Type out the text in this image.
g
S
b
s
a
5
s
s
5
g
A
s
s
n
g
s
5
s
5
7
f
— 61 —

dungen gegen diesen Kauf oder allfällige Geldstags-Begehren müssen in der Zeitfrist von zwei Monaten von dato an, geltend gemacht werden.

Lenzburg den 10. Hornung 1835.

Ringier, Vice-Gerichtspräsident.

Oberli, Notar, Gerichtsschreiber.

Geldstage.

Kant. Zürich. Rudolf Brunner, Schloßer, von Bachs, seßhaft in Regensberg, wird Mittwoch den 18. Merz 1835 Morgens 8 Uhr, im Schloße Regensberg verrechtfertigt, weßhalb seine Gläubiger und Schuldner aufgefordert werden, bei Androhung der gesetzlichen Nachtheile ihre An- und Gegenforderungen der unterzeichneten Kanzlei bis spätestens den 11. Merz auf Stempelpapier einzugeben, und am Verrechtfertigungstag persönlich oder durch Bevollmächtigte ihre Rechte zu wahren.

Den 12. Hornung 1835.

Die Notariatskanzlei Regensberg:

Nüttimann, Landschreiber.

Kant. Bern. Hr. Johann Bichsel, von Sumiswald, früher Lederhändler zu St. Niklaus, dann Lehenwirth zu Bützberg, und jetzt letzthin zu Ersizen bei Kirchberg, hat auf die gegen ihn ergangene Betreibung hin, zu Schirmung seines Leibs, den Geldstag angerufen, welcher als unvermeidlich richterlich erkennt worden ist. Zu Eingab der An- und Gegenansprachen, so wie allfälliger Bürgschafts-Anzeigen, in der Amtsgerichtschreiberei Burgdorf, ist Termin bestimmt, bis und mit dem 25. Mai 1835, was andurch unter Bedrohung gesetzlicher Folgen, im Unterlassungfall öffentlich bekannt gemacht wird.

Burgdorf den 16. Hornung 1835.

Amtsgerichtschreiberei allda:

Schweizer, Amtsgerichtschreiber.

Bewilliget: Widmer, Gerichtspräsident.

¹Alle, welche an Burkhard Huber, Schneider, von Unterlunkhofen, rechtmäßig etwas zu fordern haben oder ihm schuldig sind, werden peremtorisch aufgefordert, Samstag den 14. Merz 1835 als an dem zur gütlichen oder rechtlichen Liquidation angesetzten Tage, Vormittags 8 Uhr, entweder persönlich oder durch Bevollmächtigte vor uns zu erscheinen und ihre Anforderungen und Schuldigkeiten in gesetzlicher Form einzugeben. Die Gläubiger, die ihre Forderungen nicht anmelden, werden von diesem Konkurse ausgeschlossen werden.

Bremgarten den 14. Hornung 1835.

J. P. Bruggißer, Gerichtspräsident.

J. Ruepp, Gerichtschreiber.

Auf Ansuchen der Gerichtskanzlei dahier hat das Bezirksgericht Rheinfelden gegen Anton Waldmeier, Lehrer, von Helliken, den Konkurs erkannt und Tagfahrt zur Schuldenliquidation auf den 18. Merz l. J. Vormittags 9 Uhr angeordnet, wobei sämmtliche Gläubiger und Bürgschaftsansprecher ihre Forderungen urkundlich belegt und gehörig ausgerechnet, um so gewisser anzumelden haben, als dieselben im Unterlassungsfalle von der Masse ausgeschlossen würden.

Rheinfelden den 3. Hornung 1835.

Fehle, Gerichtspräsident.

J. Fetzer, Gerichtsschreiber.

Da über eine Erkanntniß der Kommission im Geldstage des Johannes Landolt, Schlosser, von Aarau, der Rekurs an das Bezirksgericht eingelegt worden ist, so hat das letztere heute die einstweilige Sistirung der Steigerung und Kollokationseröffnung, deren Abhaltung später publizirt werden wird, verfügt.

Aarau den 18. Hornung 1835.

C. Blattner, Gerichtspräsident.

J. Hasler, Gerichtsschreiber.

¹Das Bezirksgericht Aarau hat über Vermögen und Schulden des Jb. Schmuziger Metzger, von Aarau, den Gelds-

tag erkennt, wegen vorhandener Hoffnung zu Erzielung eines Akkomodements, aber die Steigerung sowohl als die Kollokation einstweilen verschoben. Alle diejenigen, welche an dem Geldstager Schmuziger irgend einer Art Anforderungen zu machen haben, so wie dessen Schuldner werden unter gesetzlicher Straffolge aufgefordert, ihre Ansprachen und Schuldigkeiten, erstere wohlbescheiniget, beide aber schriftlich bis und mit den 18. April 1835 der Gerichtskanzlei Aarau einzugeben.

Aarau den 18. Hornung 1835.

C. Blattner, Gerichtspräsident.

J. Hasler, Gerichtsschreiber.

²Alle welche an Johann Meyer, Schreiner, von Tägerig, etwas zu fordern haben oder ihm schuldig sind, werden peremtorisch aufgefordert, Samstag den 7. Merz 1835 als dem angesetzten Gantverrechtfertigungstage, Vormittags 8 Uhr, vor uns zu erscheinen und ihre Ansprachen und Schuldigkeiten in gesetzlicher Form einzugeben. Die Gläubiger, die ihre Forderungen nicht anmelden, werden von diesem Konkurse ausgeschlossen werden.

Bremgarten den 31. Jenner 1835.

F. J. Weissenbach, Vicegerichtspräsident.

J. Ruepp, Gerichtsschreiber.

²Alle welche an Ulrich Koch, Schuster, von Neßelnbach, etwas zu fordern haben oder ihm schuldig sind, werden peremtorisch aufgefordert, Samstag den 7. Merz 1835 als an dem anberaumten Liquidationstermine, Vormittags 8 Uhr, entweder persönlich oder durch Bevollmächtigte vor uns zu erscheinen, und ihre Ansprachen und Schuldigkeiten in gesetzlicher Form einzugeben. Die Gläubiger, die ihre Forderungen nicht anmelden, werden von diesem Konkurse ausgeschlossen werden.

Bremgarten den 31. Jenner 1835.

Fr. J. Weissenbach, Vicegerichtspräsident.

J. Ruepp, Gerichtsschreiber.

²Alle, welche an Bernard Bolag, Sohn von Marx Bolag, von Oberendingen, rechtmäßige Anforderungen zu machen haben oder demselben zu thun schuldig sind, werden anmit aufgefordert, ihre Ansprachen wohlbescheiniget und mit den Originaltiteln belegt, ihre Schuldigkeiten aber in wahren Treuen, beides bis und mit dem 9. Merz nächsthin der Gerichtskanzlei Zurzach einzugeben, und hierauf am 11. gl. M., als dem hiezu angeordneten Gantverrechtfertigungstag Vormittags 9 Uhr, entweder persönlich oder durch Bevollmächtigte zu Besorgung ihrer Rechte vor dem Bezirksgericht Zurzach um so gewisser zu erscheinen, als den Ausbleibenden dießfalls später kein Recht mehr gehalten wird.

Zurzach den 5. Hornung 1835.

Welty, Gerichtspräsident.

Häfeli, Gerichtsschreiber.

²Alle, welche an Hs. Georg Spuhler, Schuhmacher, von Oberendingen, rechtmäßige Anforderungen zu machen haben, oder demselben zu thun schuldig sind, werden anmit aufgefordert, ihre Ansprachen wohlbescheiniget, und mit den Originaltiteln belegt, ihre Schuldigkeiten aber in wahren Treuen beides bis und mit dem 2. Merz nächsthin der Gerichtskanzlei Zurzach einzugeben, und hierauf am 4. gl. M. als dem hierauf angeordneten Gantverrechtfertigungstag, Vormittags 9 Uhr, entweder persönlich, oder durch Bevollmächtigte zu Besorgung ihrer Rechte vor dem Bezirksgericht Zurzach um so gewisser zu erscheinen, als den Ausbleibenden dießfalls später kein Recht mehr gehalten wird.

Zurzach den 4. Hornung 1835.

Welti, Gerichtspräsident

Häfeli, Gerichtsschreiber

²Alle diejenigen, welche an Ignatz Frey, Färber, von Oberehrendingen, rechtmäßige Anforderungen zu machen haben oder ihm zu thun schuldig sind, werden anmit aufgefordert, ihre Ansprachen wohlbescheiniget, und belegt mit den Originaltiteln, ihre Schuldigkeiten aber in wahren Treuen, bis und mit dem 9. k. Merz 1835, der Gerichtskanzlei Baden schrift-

**Exercise:** Please repeat the listing above in full and exactly.

**Response:**
Type out the text in this image.
g
S
b
s
a
5
s
s
5
g
A
s
s
n
g
s
5
s
5
7
f
— 61 —

dungen gegen diesen Kauf oder allfällige Geldstags-Begehren müssen in der Zeitfrist von zwei Monaten von dato an, geltend gemacht werden.

Lenzburg den 10. Hornung 1835.

Ringier, Vice-Gerichtspräsident.

Oberli, Notar, Gerichtsschreiber.

Geldstage.

Kant. Zürich. Rudolf Brunner, Schloßer, von Bachs, seßhaft in Regensberg, wird Mittwoch den 18. Merz 1835 Morgens 8 Uhr, im Schloße Regensberg verrechtfertigt, weßhalb seine Gläubiger und Schuldner aufgefordert werden, bei Androhung der gesetzlichen Nachtheile ihre An- und Gegenforderungen der unterzeichneten Kanzlei bis spätestens den 11. Merz auf Stempelpapier einzugeben, und am Verrechtfertigungstag persönlich oder durch Bevollmächtigte ihre Rechte zu wahren.

Den 12. Hornung 1835.

Die Notariatskanzlei Regensberg:

Nüttimann, Landschreiber.

Kant. Bern. Hr. Johann Bichsel, von Sumiswald, früher Lederhändler zu St. Niklaus, dann Lehenwirth zu Bützberg, und jetzt letzthin zu Ersizen bei Kirchberg, hat auf die gegen ihn ergangene Betreibung hin, zu Schirmung seines Leibs, den Geldstag angerufen, welcher als unvermeidlich richterlich erkennt worden ist. Zu Eingab der An- und Gegenansprachen, so wie allfälliger Bürgschafts-Anzeigen, in der Amtsgerichtschreiberei Burgdorf, ist Termin bestimmt, bis und mit dem 25. Mai 1835, was andurch unter Bedrohung gesetzlicher Folgen, im Unterlassungfall öffentlich bekannt gemacht wird.

Burgdorf den 16. Hornung 1835.

Amtsgerichtschreiberei allda:

Schweizer, Amtsgerichtschreiber.

Bewilliget: Widmer, Gerichtspräsident.

¹Alle, welche an Burkhard Huber, Schneider, von Unterlunkhofen, rechtmäßig etwas zu fordern haben oder ihm schuldig sind, werden peremtorisch aufgefordert, Samstag den 14. Merz 1835 als an dem zur gütlichen oder rechtlichen Liquidation angesetzten Tage, Vormittags 8 Uhr, entweder persönlich oder durch Bevollmächtigte vor uns zu erscheinen und ihre Anforderungen und Schuldigkeiten in gesetzlicher Form einzugeben. Die Gläubiger, die ihre Forderungen nicht anmelden, werden von diesem Konkurse ausgeschlossen werden.

Bremgarten den 14. Hornung 1835.

J. P. Bruggißer, Gerichtspräsident.

J. Ruepp, Gerichtschreiber.

Auf Ansuchen der Gerichtskanzlei dahier hat das Bezirksgericht Rheinfelden gegen Anton Waldmeier, Lehrer, von Helliken, den Konkurs erkannt und Tagfahrt zur Schuldenliquidation auf den 18. Merz l. J. Vormittags 9 Uhr angeordnet, wobei sämmtliche Gläubiger und Bürgschaftsansprecher ihre Forderungen urkundlich belegt und gehörig ausgerechnet, um so gewisser anzumelden haben, als dieselben im Unterlassungsfalle von der Masse ausgeschlossen würden.

Rheinfelden den 3. Hornung 1835.

Fehle, Gerichtspräsident.

J. Fetzer, Gerichtsschreiber.

Da über eine Erkanntniß der Kommission im Geldstage des Johannes Landolt, Schlosser, von Aarau, der Rekurs an das Bezirksgericht eingelegt worden ist, so hat das letztere heute die einstweilige Sistirung der Steigerung und Kollokationseröffnung, deren Abhaltung später publizirt werden wird, verfügt.

Aarau den 18. Hornung 1835.

C. Blattner, Gerichtspräsident.

J. Hasler, Gerichtsschreiber.

¹Das Bezirksgericht Aarau hat über Vermögen und Schulden des Jb. Schmuziger Metzger, von Aarau, den Gelds-

tag erkennt, wegen vorhandener Hoffnung zu Erzielung eines Akkomodements, aber die Steigerung sowohl als die Kollokation einstweilen verschoben. Alle diejenigen, welche an dem Geldstager Schmuziger irgend einer Art Anforderungen zu machen haben, so wie dessen Schuldner werden unter gesetzlicher Straffolge aufgefordert, ihre Ansprachen und Schuldigkeiten, erstere wohlbescheiniget, beide aber schriftlich bis und mit den 18. April 1835 der Gerichtskanzlei Aarau einzugeben.

Aarau den 18. Hornung 1835.

C. Blattner, Gerichtspräsident.

J. Hasler, Gerichtsschreiber.

²Alle welche an Johann Meyer, Schreiner, von Tägerig, etwas zu fordern haben oder ihm schuldig sind, werden peremtorisch aufgefordert, Samstag den 7. Merz 1835 als dem angesetzten Gantverrechtfertigungstage, Vormittags 8 Uhr, vor uns zu erscheinen und ihre Ansprachen und Schuldigkeiten in gesetzlicher Form einzugeben. Die Gläubiger, die ihre Forderungen nicht anmelden, werden von diesem Konkurse ausgeschlossen werden.

Bremgarten den 31. Jenner 1835.

F. J. Weissenbach, Vicegerichtspräsident.

J. Ruepp, Gerichtsschreiber.

²Alle welche an Ulrich Koch, Schuster, von Neßelnbach, etwas zu fordern haben oder ihm schuldig sind, werden peremtorisch aufgefordert, Samstag den 7. Merz 1835 als an dem anberaumten Liquidationstermine, Vormittags 8 Uhr, entweder persönlich oder durch Bevollmächtigte vor uns zu erscheinen, und ihre Ansprachen und Schuldigkeiten in gesetzlicher Form einzugeben. Die Gläubiger, die ihre Forderungen nicht anmelden, werden von diesem Konkurse ausgeschlossen werden.

Bremgarten den 31. Jenner 1835.

Fr. J. Weissenbach, Vicegerichtspräsident.

J. Ruepp, Gerichtsschreiber.

²Alle, welche an Bernard Bolag, Sohn von Marx Bolag, von Oberendingen, rechtmäßige Anforderungen zu machen haben oder demselben zu thun schuldig sind, werden anmit aufgefordert, ihre Ansprachen wohlbescheiniget und mit den Originaltiteln belegt, ihre Schuldigkeiten aber in wahren Treuen, beides bis und mit dem 9. Merz nächsthin der Gerichtskanzlei Zurzach einzugeben, und hierauf am 11. gl. M., als dem hiezu angeordneten Gantverrechtfertigungstag Vormittags 9 Uhr, entweder persönlich oder durch Bevollmächtigte zu Besorgung ihrer Rechte vor dem Bezirksgericht Zurzach um so gewisser zu erscheinen, als den Ausbleibenden dießfalls später kein Recht mehr gehalten wird.

Zurzach den 5. Hornung 1835.

Welty, Gerichtspräsident.

Häfeli, Gerichtsschreiber.

²Alle, welche an Hs. Georg Spuhler, Schuhmacher, von Oberendingen, rechtmäßige Anforderungen zu machen haben, oder demselben zu thun schuldig sind, werden anmit aufgefordert, ihre Ansprachen wohlbescheiniget, und mit den Originaltiteln belegt, ihre Schuldigkeiten aber in wahren Treuen beides bis und mit dem 2. Merz nächsthin der Gerichtskanzlei Zurzach einzugeben, und hierauf am 4. gl. M. als dem hierauf angeordneten Gantverrechtfertigungstag, Vormittags 9 Uhr, entweder persönlich, oder durch Bevollmächtigte zu Besorgung ihrer Rechte vor dem Bezirksgericht Zurzach um so gewisser zu erscheinen, als den Ausbleibenden dießfalls später kein Recht mehr gehalten wird.

Zurzach den 4. Hornung 1835.

Welti, Gerichtspräsident

Häfeli, Gerichtsschreiber

²Alle diejenigen, welche an Ignatz Frey, Färber, von Oberehrendingen, rechtmäßige Anforderungen zu machen haben oder ihm zu thun schuldig sind, werden anmit aufgefordert, ihre Ansprachen wohlbescheiniget, und belegt mit den Originaltiteln, ihre Schuldigkeiten aber in wahren Treuen, bis und mit dem 9. k. Merz 1835, der Gerichtskanzlei Baden schrift-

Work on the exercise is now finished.